_Task directions_.
Pull out every line containing the string "sampling".

==*==

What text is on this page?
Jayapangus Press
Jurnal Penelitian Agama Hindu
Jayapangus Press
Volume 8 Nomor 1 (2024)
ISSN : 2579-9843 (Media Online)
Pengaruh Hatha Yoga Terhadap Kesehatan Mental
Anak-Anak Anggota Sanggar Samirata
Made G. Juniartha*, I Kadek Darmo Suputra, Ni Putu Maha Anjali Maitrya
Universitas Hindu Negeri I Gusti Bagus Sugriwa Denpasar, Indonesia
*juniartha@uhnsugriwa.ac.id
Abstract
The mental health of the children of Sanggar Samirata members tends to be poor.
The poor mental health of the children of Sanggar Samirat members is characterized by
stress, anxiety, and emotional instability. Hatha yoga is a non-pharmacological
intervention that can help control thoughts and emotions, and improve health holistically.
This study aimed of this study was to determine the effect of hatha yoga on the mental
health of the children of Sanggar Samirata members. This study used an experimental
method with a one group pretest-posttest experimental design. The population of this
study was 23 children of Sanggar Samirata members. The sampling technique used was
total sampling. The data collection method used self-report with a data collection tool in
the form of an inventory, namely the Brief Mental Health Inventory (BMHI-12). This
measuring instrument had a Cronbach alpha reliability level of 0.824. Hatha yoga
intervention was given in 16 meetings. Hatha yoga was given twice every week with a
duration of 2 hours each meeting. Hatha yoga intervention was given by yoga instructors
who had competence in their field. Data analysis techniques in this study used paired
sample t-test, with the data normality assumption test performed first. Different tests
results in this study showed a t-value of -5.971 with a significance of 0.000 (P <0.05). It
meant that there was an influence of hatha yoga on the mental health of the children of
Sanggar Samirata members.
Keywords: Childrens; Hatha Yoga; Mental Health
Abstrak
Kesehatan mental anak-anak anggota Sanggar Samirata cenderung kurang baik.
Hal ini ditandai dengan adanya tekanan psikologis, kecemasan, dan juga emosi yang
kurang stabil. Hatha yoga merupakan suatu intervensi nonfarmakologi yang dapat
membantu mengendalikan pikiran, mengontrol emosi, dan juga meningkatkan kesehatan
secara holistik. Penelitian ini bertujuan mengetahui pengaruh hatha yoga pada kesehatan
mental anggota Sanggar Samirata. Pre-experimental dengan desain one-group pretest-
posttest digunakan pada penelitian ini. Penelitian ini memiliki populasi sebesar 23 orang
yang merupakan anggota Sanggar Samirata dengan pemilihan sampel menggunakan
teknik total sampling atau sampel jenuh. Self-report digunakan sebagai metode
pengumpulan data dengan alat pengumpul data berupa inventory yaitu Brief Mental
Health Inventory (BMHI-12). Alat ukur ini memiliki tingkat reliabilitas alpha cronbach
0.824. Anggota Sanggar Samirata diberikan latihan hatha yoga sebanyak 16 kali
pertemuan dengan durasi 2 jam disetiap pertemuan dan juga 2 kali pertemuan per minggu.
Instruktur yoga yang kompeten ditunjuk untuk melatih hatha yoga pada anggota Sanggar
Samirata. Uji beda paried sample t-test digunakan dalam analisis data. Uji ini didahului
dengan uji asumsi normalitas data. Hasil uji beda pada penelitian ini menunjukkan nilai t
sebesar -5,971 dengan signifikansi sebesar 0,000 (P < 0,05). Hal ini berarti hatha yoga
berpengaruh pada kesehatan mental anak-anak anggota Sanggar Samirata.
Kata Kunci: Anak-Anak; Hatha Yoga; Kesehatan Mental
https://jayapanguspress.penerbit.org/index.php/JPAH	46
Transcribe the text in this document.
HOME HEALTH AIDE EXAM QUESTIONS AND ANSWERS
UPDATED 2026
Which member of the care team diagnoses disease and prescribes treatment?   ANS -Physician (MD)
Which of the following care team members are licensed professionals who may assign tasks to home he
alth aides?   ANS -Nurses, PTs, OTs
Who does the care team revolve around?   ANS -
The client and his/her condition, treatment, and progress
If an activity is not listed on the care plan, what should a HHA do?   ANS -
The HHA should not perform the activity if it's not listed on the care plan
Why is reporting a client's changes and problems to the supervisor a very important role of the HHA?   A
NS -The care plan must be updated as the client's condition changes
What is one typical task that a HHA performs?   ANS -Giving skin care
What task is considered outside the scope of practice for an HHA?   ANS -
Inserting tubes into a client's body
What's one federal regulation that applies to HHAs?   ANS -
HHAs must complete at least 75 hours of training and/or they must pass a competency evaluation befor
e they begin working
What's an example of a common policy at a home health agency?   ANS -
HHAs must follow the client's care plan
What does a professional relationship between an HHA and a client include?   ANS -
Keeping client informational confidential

==*==

_Reply_.
study was 23 children of Sanggar Samirata members. The sampling technique used was
total sampling. The data collection method used self-report with a data collection tool in
teknik total sampling atau sampel jenuh. Self-report digunakan sebagai metode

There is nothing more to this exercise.